EXERCISE AIM:
Set out the material as a numbered list, leaving out blank lines, starting at the beginning and ending at the line that contains "waveform-bar bbox=[684, 1521, 690, 1573]". Include only those lines.

EXTRACTED ENTRIES:

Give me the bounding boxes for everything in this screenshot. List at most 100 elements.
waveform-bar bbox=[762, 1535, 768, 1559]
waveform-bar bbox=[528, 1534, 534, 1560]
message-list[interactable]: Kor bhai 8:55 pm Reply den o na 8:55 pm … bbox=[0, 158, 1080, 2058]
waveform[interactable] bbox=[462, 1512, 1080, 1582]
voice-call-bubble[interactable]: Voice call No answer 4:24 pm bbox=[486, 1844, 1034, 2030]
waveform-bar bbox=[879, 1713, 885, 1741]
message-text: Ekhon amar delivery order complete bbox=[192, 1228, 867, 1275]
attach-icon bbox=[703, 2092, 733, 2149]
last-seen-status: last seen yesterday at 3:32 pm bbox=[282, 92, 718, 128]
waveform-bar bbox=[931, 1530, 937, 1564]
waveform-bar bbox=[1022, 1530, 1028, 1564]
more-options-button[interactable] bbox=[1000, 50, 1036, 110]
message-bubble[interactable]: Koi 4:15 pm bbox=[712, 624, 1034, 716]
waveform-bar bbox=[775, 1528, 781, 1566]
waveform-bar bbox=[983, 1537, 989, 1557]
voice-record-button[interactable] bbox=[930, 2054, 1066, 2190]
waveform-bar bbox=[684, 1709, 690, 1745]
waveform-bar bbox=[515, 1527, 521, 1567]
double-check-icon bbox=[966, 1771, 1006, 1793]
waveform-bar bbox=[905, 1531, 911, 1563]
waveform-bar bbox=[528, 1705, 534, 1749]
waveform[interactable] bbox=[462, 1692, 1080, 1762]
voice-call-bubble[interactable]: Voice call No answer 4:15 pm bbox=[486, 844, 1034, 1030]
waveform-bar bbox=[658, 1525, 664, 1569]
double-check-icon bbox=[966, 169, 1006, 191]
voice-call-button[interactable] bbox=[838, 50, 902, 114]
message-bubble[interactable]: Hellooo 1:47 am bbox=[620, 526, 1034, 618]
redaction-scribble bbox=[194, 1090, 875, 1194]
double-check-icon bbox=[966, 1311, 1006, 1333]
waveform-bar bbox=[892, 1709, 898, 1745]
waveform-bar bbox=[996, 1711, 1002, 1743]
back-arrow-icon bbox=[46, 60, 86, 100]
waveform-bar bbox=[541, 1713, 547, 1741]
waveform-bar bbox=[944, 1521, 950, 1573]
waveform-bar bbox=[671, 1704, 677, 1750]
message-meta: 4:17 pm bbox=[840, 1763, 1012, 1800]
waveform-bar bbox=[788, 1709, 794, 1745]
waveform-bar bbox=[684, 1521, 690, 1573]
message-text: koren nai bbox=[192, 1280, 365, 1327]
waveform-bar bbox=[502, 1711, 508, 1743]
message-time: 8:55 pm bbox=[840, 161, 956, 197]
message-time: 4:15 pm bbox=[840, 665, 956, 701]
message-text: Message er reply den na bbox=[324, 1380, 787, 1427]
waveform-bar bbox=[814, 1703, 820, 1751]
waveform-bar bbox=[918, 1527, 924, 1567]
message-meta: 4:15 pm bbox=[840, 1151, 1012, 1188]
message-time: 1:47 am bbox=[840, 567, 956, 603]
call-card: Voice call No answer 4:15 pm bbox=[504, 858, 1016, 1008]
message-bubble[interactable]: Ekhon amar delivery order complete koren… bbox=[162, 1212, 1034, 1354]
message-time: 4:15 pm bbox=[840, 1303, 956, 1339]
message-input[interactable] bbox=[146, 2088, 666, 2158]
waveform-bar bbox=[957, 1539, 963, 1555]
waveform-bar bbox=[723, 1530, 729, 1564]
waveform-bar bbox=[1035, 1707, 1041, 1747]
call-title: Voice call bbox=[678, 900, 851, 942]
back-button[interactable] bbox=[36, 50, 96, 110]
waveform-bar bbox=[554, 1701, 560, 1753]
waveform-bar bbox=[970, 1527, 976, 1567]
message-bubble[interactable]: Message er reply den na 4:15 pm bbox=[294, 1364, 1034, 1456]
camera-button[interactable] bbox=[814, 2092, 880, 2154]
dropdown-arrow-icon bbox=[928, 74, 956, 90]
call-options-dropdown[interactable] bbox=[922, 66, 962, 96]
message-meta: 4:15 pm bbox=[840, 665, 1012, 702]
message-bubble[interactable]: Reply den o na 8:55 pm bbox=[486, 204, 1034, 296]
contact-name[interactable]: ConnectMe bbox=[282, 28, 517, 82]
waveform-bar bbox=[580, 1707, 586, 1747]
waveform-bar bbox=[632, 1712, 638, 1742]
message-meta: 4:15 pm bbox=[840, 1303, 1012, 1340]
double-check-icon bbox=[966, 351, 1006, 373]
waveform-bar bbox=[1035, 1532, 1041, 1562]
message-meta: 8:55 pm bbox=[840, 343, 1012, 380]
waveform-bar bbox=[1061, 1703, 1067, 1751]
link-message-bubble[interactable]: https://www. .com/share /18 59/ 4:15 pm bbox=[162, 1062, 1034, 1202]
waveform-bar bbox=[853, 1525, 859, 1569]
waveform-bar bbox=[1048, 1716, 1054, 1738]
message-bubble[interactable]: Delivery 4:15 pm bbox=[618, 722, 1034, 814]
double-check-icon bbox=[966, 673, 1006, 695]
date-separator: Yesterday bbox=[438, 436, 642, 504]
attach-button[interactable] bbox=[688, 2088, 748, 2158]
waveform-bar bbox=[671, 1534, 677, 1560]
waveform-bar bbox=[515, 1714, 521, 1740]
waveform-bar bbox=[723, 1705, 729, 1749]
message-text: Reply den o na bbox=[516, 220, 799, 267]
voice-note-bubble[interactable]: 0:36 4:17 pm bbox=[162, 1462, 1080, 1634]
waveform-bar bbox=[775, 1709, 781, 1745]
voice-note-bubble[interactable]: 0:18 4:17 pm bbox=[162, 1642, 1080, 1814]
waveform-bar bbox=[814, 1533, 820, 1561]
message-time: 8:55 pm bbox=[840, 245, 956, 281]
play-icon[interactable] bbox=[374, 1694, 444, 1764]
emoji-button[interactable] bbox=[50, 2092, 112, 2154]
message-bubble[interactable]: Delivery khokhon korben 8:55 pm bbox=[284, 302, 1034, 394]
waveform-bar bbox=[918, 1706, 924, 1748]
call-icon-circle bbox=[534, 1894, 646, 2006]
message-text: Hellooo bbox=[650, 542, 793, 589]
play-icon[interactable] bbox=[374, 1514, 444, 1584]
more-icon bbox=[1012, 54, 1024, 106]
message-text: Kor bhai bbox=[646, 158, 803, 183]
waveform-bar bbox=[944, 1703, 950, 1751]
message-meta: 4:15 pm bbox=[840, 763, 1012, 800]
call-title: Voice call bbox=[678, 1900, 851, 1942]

RESPONSE TO THE EXERCISE:
1. Give me the bounding boxes for everything in this screenshot. List at most 100 elements.
2. waveform-bar bbox=[762, 1535, 768, 1559]
3. waveform-bar bbox=[528, 1534, 534, 1560]
4. message-list[interactable]: Kor bhai 8:55 pm Reply den o na 8:55 pm … bbox=[0, 158, 1080, 2058]
5. waveform[interactable] bbox=[462, 1512, 1080, 1582]
6. voice-call-bubble[interactable]: Voice call No answer 4:24 pm bbox=[486, 1844, 1034, 2030]
7. waveform-bar bbox=[879, 1713, 885, 1741]
8. message-text: Ekhon amar delivery order complete bbox=[192, 1228, 867, 1275]
9. attach-icon bbox=[703, 2092, 733, 2149]
10. last-seen-status: last seen yesterday at 3:32 pm bbox=[282, 92, 718, 128]
11. waveform-bar bbox=[931, 1530, 937, 1564]
12. waveform-bar bbox=[1022, 1530, 1028, 1564]
13. more-options-button[interactable] bbox=[1000, 50, 1036, 110]
14. message-bubble[interactable]: Koi 4:15 pm bbox=[712, 624, 1034, 716]
15. waveform-bar bbox=[775, 1528, 781, 1566]
16. waveform-bar bbox=[983, 1537, 989, 1557]
17. voice-record-button[interactable] bbox=[930, 2054, 1066, 2190]
18. waveform-bar bbox=[684, 1709, 690, 1745]
19. waveform-bar bbox=[515, 1527, 521, 1567]
20. double-check-icon bbox=[966, 1771, 1006, 1793]
21. waveform-bar bbox=[905, 1531, 911, 1563]
22. waveform-bar bbox=[528, 1705, 534, 1749]
23. waveform[interactable] bbox=[462, 1692, 1080, 1762]
24. voice-call-bubble[interactable]: Voice call No answer 4:15 pm bbox=[486, 844, 1034, 1030]
25. waveform-bar bbox=[658, 1525, 664, 1569]
26. double-check-icon bbox=[966, 169, 1006, 191]
27. voice-call-button[interactable] bbox=[838, 50, 902, 114]
28. message-bubble[interactable]: Hellooo 1:47 am bbox=[620, 526, 1034, 618]
29. redaction-scribble bbox=[194, 1090, 875, 1194]
30. double-check-icon bbox=[966, 1311, 1006, 1333]
31. waveform-bar bbox=[892, 1709, 898, 1745]
32. waveform-bar bbox=[996, 1711, 1002, 1743]
33. back-arrow-icon bbox=[46, 60, 86, 100]
34. waveform-bar bbox=[541, 1713, 547, 1741]
35. waveform-bar bbox=[944, 1521, 950, 1573]
36. waveform-bar bbox=[671, 1704, 677, 1750]
37. message-meta: 4:17 pm bbox=[840, 1763, 1012, 1800]
38. waveform-bar bbox=[788, 1709, 794, 1745]
39. waveform-bar bbox=[684, 1521, 690, 1573]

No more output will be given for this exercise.